Transcribe the entries below exactly; leave every image out.

------ DATA ENTRIES

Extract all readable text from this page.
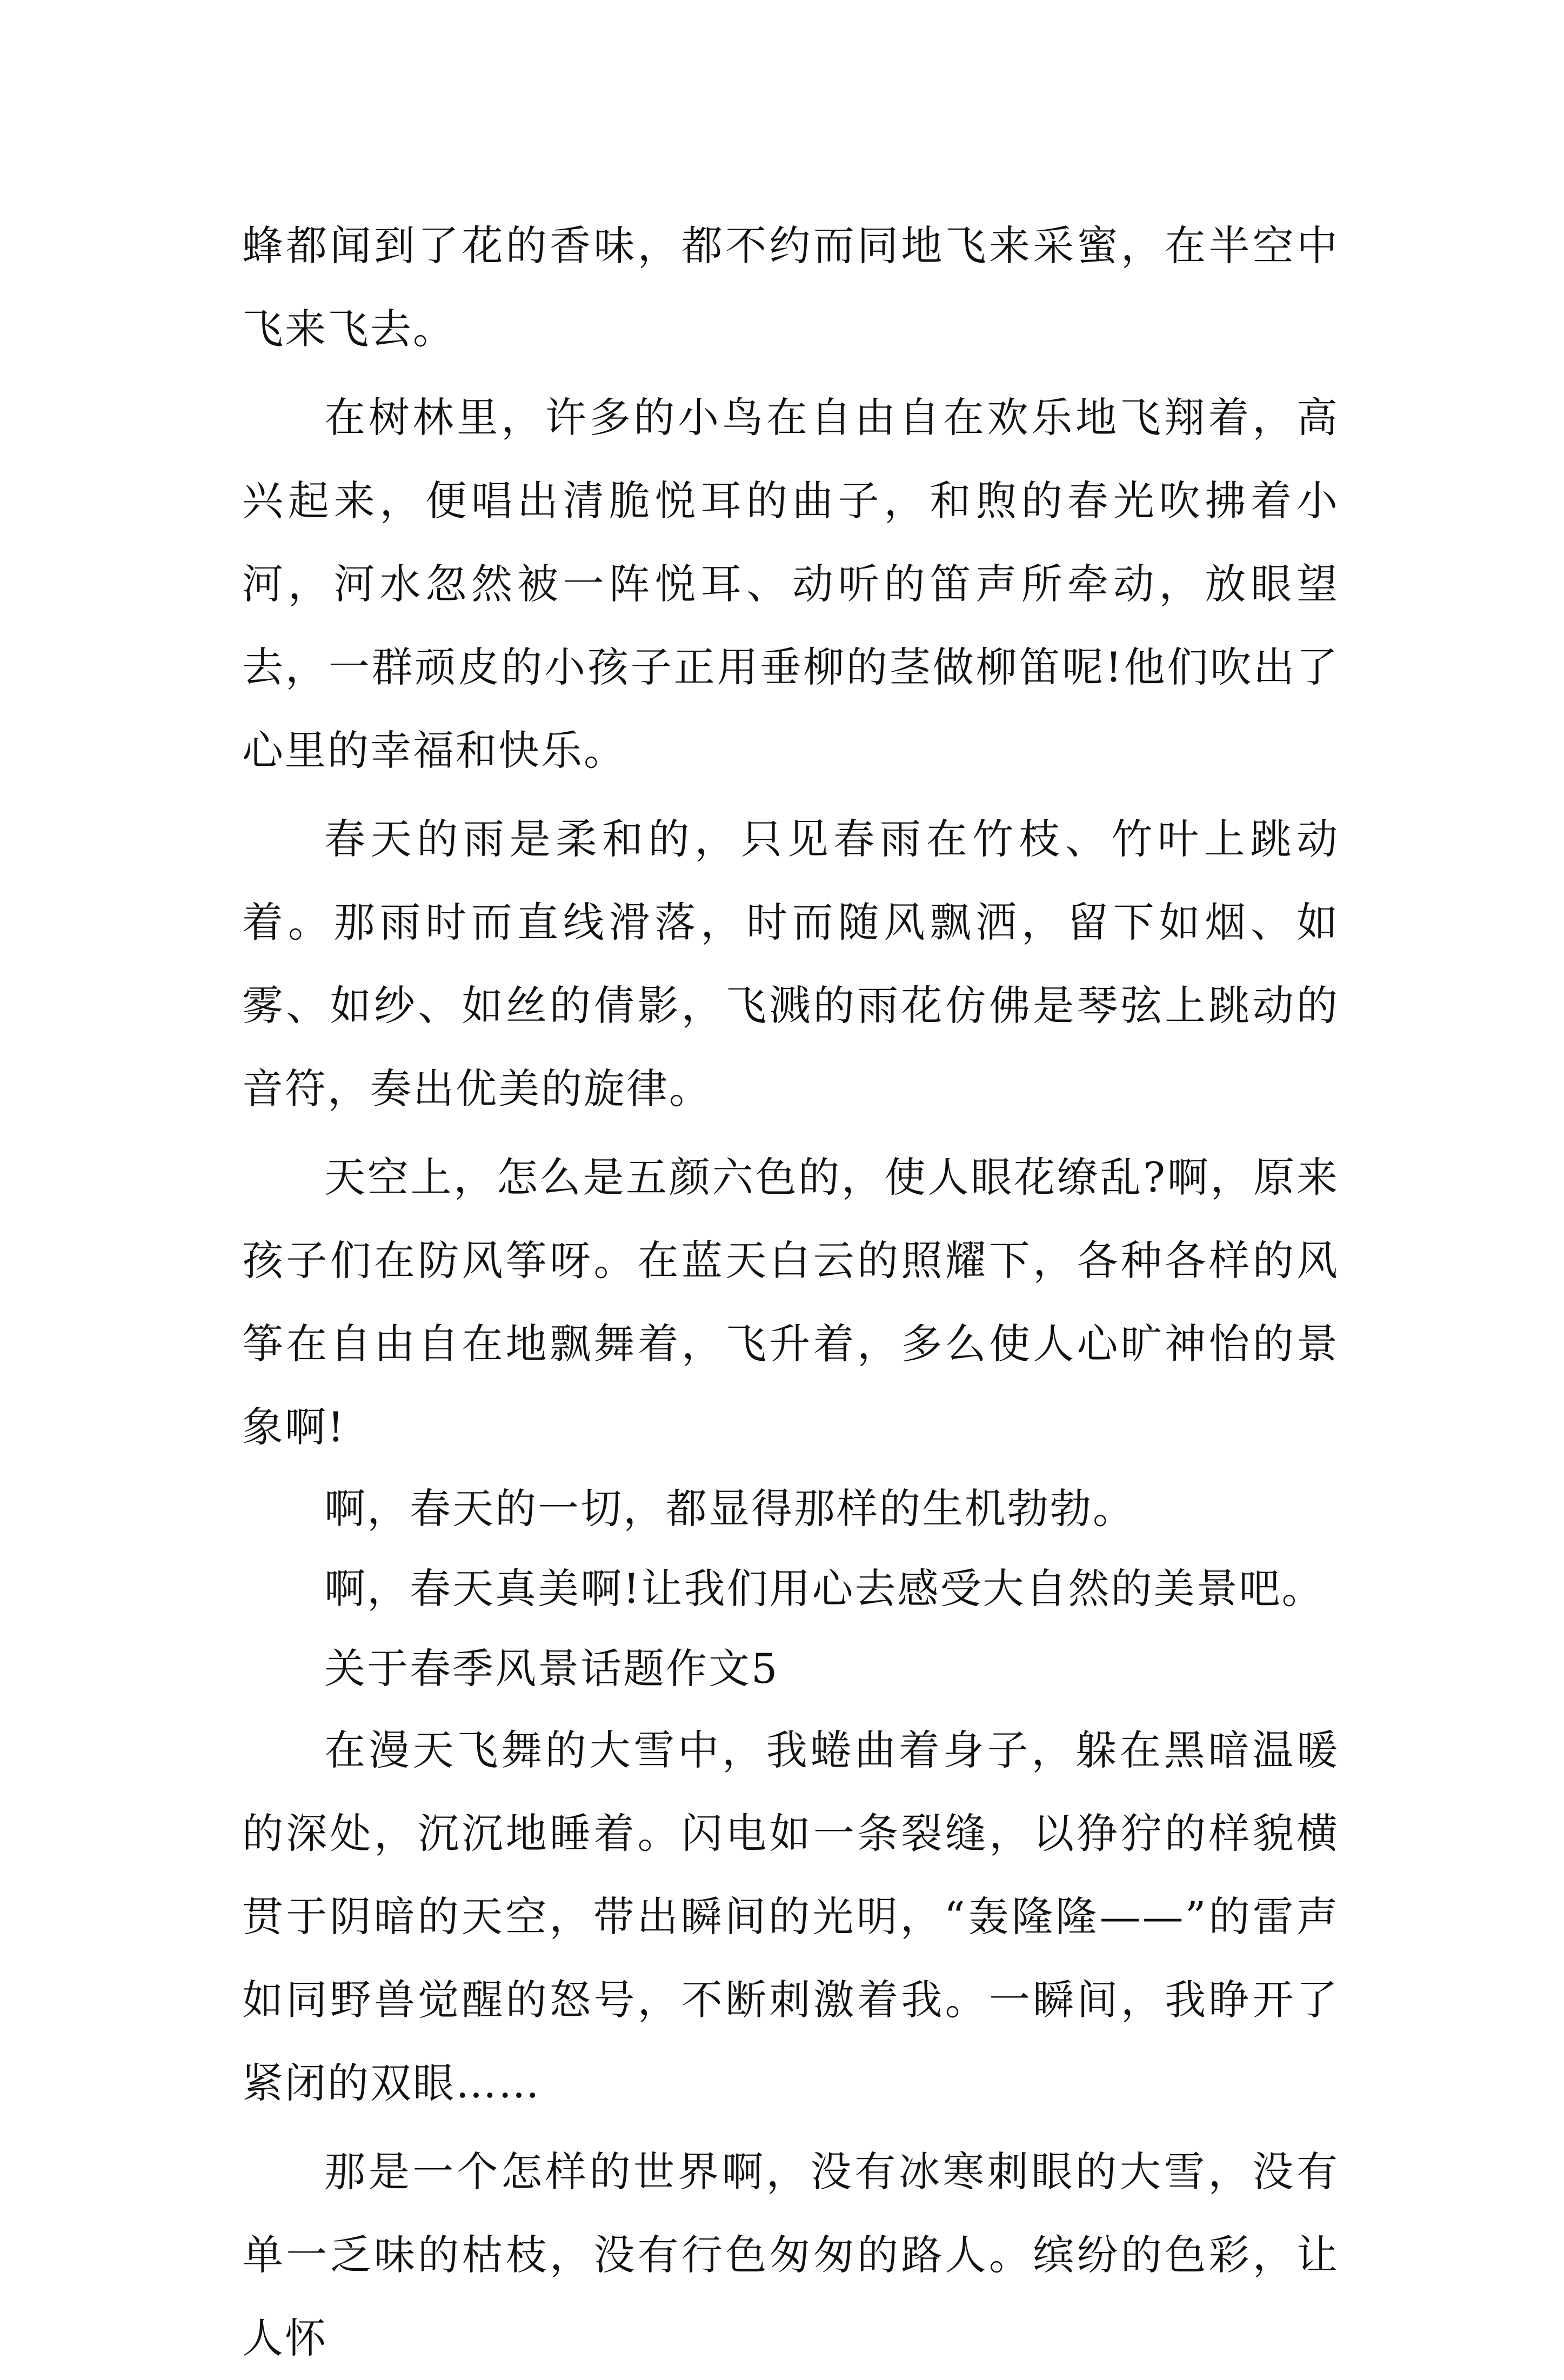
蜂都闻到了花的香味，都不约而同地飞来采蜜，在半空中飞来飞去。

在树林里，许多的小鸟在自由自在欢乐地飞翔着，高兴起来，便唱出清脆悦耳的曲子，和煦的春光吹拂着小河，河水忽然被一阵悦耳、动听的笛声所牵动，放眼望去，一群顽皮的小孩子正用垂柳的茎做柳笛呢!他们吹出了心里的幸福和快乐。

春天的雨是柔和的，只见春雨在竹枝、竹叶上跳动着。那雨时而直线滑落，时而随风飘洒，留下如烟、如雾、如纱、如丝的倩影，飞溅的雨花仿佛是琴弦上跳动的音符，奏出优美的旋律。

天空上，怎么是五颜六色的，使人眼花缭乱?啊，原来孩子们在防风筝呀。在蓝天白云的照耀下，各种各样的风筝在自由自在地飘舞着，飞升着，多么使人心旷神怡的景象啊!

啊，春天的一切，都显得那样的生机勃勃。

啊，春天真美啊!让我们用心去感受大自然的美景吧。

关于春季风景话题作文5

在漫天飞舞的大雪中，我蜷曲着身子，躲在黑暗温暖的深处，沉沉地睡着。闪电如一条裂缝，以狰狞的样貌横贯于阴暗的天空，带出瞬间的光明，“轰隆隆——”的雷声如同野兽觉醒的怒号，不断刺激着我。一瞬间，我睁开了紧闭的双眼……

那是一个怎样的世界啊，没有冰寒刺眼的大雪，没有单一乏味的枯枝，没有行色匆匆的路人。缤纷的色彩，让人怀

------------

→ TASK RESPONSE:
Extract all readable text from this page.
蜂都闻到了花的香味，都不约而同地飞来采蜜，在半空中飞来飞去。

在树林里，许多的小鸟在自由自在欢乐地飞翔着，高兴起来，便唱出清脆悦耳的曲子，和煦的春光吹拂着小河，河水忽然被一阵悦耳、动听的笛声所牵动，放眼望去，一群顽皮的小孩子正用垂柳的茎做柳笛呢!他们吹出了心里的幸福和快乐。

春天的雨是柔和的，只见春雨在竹枝、竹叶上跳动着。那雨时而直线滑落，时而随风飘洒，留下如烟、如雾、如纱、如丝的倩影，飞溅的雨花仿佛是琴弦上跳动的音符，奏出优美的旋律。

天空上，怎么是五颜六色的，使人眼花缭乱?啊，原来孩子们在防风筝呀。在蓝天白云的照耀下，各种各样的风筝在自由自在地飘舞着，飞升着，多么使人心旷神怡的景象啊!

啊，春天的一切，都显得那样的生机勃勃。

啊，春天真美啊!让我们用心去感受大自然的美景吧。

关于春季风景话题作文5

在漫天飞舞的大雪中，我蜷曲着身子，躲在黑暗温暖的深处，沉沉地睡着。闪电如一条裂缝，以狰狞的样貌横贯于阴暗的天空，带出瞬间的光明，“轰隆隆——”的雷声如同野兽觉醒的怒号，不断刺激着我。一瞬间，我睁开了紧闭的双眼……

那是一个怎样的世界啊，没有冰寒刺眼的大雪，没有单一乏味的枯枝，没有行色匆匆的路人。缤纷的色彩，让人怀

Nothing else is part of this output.